# OBJECTIVE
Search the records below for the word "Complete" and show every line where it occurs.

## Start INFORMATION SHOWN

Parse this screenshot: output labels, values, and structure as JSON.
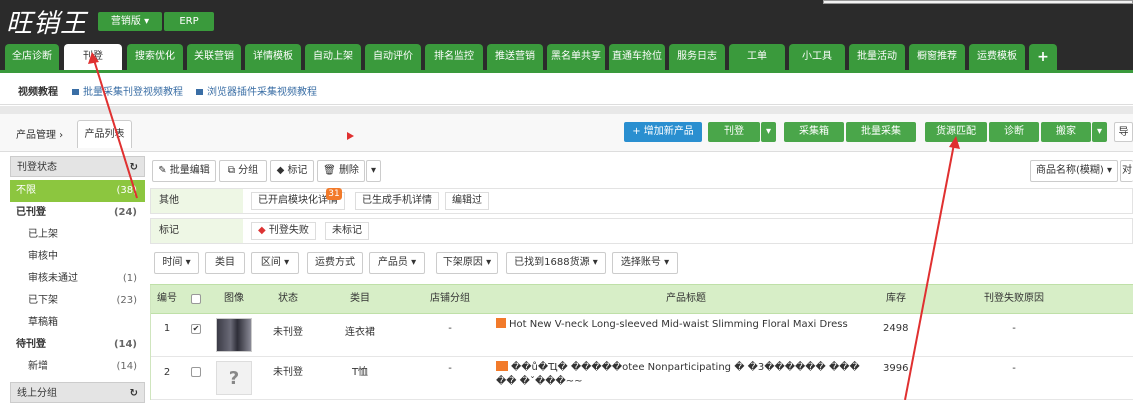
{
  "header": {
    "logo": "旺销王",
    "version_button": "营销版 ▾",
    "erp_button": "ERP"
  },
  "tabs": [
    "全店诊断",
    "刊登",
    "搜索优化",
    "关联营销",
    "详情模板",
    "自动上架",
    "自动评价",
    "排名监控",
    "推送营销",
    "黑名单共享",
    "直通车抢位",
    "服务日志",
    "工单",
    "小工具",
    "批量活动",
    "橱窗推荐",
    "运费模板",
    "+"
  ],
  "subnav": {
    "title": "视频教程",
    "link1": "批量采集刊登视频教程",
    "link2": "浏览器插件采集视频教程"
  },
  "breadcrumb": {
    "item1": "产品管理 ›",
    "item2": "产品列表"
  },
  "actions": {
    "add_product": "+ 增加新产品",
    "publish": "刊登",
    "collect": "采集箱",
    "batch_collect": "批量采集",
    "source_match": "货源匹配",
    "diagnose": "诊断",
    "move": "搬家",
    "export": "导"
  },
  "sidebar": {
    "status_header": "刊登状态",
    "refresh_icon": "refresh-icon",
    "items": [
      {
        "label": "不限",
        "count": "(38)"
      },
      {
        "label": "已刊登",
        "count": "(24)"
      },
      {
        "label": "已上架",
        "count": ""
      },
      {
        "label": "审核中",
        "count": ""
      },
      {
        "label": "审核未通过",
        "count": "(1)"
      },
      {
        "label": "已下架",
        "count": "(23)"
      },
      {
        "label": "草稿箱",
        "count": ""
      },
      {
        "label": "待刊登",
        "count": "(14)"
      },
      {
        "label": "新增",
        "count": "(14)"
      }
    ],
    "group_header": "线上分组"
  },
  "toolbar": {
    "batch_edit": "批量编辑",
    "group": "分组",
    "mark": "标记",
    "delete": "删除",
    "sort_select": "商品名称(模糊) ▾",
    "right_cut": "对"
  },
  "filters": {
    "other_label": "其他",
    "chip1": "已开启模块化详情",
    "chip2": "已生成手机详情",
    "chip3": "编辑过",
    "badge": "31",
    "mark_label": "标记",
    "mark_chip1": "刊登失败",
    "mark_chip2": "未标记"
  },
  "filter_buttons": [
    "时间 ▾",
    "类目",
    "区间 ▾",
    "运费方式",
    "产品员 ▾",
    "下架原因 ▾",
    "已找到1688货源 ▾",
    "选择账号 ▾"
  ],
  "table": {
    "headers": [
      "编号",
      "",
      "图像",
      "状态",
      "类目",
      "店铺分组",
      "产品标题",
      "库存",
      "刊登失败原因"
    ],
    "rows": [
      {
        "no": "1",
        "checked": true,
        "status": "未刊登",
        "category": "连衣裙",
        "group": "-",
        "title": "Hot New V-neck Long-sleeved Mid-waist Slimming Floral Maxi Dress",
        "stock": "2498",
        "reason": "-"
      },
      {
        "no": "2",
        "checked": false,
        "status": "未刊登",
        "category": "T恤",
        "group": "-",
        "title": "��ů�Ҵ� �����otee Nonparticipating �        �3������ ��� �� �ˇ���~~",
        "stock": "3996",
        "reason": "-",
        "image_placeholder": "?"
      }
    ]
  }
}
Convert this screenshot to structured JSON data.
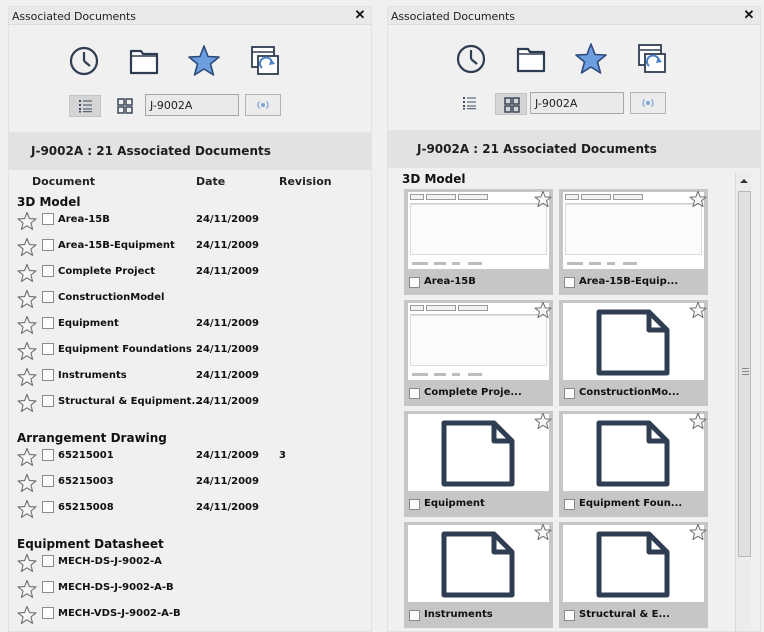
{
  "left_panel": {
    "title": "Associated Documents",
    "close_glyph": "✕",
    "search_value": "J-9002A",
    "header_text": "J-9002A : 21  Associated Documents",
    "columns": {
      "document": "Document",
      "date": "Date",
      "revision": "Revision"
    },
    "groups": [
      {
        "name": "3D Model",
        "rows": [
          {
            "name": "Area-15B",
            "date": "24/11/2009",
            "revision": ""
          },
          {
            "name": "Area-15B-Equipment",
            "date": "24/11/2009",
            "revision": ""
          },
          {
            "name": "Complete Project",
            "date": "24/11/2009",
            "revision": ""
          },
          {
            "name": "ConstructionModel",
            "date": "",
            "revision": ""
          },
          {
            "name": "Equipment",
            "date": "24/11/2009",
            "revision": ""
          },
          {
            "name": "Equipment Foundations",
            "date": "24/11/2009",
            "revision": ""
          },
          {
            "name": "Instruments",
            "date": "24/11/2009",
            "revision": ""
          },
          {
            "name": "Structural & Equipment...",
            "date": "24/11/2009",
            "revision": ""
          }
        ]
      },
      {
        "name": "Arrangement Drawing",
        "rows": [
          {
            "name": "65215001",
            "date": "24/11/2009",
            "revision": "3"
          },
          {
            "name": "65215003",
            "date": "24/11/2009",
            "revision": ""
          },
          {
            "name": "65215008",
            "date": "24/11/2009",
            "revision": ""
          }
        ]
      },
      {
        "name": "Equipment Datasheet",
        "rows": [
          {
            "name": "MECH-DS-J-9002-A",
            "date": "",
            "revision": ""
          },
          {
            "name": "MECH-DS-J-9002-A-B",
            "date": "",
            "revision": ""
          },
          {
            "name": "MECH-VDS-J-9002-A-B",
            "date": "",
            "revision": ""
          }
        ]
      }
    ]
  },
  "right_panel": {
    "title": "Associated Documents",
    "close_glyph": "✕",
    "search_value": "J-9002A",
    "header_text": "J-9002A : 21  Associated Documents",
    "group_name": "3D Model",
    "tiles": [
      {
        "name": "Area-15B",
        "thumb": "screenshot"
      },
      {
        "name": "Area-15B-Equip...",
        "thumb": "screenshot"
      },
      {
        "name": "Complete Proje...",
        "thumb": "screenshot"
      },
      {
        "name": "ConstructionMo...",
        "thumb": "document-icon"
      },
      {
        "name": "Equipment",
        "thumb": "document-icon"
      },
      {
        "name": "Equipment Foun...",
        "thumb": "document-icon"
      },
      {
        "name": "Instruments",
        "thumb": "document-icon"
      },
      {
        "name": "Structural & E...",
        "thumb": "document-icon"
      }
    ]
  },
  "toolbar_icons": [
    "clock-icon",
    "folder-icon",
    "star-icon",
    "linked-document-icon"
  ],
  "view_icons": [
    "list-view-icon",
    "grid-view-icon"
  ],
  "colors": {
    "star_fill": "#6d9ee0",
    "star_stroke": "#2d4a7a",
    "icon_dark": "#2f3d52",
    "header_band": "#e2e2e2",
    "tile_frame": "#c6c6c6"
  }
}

## End INFORMATION SHOWN
## Start INFORMATION SHOWN

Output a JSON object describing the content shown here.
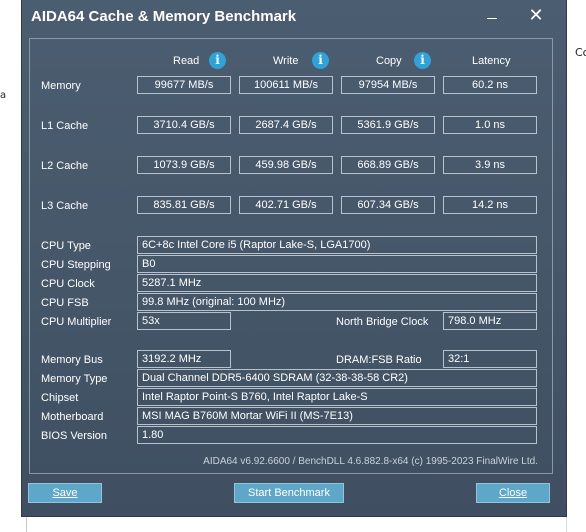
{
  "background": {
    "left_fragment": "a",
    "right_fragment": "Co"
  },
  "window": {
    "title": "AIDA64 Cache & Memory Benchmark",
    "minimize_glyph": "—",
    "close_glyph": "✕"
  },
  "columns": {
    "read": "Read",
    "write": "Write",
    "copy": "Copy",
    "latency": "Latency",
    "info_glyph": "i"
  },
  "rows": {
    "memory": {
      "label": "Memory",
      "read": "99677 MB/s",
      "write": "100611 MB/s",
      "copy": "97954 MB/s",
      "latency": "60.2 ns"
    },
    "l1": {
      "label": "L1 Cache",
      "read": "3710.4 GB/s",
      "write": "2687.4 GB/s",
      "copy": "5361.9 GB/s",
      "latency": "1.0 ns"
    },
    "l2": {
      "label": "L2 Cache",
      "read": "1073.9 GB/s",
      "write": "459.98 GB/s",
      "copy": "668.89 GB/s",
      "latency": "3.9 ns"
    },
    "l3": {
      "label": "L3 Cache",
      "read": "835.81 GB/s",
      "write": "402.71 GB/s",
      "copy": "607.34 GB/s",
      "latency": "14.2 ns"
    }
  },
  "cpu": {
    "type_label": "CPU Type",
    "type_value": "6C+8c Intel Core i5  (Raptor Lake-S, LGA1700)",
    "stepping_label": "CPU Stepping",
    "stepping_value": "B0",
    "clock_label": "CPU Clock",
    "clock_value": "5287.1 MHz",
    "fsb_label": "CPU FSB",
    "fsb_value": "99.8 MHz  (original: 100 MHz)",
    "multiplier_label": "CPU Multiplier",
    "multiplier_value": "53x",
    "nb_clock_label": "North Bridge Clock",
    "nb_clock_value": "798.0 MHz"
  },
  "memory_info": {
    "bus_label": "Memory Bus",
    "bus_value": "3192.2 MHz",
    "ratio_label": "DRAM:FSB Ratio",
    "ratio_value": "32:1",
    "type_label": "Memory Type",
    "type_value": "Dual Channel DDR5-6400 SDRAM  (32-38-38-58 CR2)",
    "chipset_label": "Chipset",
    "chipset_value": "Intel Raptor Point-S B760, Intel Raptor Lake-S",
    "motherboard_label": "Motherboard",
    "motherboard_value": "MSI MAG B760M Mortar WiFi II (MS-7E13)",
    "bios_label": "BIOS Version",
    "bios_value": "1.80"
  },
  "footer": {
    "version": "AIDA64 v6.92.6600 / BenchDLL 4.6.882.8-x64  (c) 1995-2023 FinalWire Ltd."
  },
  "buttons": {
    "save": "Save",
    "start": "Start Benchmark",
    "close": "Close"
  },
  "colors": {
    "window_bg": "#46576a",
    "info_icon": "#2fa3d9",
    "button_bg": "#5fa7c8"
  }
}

## End INFORMATION SHOWN

# TASK OUTPUT
            "name": "Complete Project",
        "name": "Complete Proje...",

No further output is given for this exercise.